• **Do this**
Locate all lines in the data below that hold "percebe" and show them.

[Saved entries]
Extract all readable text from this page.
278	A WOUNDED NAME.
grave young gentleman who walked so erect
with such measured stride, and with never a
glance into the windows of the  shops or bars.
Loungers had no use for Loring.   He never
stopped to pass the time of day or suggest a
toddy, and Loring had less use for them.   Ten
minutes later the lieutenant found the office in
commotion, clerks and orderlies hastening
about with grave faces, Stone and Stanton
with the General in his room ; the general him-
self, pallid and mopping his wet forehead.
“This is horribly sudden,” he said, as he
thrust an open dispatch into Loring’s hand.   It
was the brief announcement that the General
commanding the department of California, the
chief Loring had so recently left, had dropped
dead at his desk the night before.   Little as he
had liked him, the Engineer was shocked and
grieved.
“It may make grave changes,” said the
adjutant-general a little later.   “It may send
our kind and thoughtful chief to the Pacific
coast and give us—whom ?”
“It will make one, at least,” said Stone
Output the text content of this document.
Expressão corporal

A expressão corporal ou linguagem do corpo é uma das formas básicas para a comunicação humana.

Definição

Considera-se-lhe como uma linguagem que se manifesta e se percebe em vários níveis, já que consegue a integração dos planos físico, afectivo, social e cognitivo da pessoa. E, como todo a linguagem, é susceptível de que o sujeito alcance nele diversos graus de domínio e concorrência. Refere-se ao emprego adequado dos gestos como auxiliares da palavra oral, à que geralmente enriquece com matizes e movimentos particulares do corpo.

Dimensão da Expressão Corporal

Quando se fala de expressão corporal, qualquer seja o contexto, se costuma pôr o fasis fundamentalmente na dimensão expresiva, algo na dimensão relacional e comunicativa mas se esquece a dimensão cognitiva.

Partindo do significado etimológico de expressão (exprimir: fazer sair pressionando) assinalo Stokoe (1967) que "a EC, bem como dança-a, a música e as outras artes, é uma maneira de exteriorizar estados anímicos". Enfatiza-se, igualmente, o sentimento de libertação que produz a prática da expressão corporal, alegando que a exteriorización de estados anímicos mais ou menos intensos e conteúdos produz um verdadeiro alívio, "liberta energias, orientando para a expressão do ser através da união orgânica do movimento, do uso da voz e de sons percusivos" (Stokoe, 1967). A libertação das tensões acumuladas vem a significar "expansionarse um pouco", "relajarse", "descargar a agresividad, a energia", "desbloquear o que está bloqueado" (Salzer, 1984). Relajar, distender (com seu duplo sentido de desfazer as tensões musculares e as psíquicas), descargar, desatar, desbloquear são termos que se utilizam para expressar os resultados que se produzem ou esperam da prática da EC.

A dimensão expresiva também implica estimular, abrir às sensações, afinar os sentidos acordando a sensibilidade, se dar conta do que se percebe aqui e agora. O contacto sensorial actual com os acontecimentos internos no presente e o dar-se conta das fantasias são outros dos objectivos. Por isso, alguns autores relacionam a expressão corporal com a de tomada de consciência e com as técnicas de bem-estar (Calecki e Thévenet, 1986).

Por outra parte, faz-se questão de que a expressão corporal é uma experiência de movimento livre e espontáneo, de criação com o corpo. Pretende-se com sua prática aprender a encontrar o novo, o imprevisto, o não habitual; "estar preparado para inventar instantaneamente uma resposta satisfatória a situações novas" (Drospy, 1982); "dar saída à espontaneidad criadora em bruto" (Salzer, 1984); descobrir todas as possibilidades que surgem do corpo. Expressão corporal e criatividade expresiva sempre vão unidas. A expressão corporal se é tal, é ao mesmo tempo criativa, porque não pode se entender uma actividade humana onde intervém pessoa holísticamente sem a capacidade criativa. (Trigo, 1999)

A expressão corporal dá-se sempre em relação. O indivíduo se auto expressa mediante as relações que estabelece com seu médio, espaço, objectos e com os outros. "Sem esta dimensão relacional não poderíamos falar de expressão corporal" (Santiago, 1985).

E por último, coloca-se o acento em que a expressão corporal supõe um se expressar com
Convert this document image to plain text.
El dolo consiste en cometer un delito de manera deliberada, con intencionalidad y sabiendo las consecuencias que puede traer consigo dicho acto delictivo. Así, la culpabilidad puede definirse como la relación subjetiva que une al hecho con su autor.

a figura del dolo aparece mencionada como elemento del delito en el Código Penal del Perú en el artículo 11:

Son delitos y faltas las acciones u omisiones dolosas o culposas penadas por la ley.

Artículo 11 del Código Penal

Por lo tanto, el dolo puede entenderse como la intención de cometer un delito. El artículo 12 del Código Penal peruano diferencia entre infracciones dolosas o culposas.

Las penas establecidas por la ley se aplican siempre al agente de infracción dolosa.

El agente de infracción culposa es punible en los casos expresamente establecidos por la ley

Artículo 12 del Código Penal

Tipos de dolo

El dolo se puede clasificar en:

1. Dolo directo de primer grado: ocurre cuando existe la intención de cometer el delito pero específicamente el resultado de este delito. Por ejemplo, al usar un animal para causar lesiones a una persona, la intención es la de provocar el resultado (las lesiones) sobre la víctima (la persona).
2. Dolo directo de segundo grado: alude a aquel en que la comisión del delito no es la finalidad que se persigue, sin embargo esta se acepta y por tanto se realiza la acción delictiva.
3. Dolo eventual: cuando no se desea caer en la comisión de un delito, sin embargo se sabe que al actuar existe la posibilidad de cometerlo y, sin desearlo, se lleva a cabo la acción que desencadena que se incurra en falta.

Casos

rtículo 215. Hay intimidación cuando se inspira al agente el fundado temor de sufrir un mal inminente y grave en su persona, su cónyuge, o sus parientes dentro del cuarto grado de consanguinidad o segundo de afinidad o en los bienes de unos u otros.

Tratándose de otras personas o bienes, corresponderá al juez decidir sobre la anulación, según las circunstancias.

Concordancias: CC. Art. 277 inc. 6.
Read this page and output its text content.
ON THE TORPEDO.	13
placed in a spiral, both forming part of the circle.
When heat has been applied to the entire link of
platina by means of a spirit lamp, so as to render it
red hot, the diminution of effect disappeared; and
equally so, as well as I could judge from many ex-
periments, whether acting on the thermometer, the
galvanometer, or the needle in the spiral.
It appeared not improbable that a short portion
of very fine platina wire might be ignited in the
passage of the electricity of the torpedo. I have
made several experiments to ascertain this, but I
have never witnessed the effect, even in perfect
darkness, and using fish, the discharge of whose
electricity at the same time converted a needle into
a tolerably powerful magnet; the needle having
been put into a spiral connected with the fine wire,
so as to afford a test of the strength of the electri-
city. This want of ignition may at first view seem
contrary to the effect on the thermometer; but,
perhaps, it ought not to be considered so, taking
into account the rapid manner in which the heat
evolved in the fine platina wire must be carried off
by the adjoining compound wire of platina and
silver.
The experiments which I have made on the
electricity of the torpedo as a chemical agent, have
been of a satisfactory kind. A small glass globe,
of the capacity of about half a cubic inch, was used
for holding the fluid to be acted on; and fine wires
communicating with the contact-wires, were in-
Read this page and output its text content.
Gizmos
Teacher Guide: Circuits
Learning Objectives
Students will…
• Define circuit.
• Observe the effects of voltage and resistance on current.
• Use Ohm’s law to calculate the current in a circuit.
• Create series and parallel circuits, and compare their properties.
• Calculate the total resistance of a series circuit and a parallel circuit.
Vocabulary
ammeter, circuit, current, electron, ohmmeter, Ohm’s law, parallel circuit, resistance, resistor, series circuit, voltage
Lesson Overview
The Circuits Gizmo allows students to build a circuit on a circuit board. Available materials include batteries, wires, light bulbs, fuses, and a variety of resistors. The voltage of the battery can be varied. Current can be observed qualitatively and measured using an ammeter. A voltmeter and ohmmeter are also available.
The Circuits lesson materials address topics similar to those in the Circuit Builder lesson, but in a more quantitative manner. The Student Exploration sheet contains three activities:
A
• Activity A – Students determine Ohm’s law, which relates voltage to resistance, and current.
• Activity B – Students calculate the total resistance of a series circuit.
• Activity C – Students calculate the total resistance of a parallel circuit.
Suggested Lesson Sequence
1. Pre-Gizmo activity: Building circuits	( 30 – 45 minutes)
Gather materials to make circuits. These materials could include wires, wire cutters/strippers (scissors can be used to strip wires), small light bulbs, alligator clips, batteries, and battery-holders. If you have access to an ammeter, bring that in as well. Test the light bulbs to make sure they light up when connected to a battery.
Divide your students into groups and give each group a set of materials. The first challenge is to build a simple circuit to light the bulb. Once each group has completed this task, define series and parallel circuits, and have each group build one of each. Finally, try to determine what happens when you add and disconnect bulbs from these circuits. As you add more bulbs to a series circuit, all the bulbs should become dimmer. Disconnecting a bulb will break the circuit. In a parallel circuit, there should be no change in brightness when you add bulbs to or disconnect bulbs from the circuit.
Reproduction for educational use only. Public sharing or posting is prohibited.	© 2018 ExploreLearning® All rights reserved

• **Solution**
Considera-se-lhe como uma linguagem que se manifesta e se percebe em vários níveis, já que consegue a integração dos planos físico, afectivo, social e cognitivo da pessoa. E, como todo a linguagem, é susceptível de que o sujeito alcance nele diversos graus de domínio e concorrência. Refere-se ao emprego adequado dos gestos como auxiliares da palavra oral, à que geralmente enriquece com matizes e movimentos particulares do corpo.
A dimensão expresiva também implica estimular, abrir às sensações, afinar os sentidos acordando a sensibilidade, se dar conta do que se percebe aqui e agora. O contacto sensorial actual com os acontecimentos internos no presente e o dar-se conta das fantasias são outros dos objectivos. Por isso, alguns autores relacionam a expressão corporal com a de tomada de consciência e com as técnicas de bem-estar (Calecki e Thévenet, 1986).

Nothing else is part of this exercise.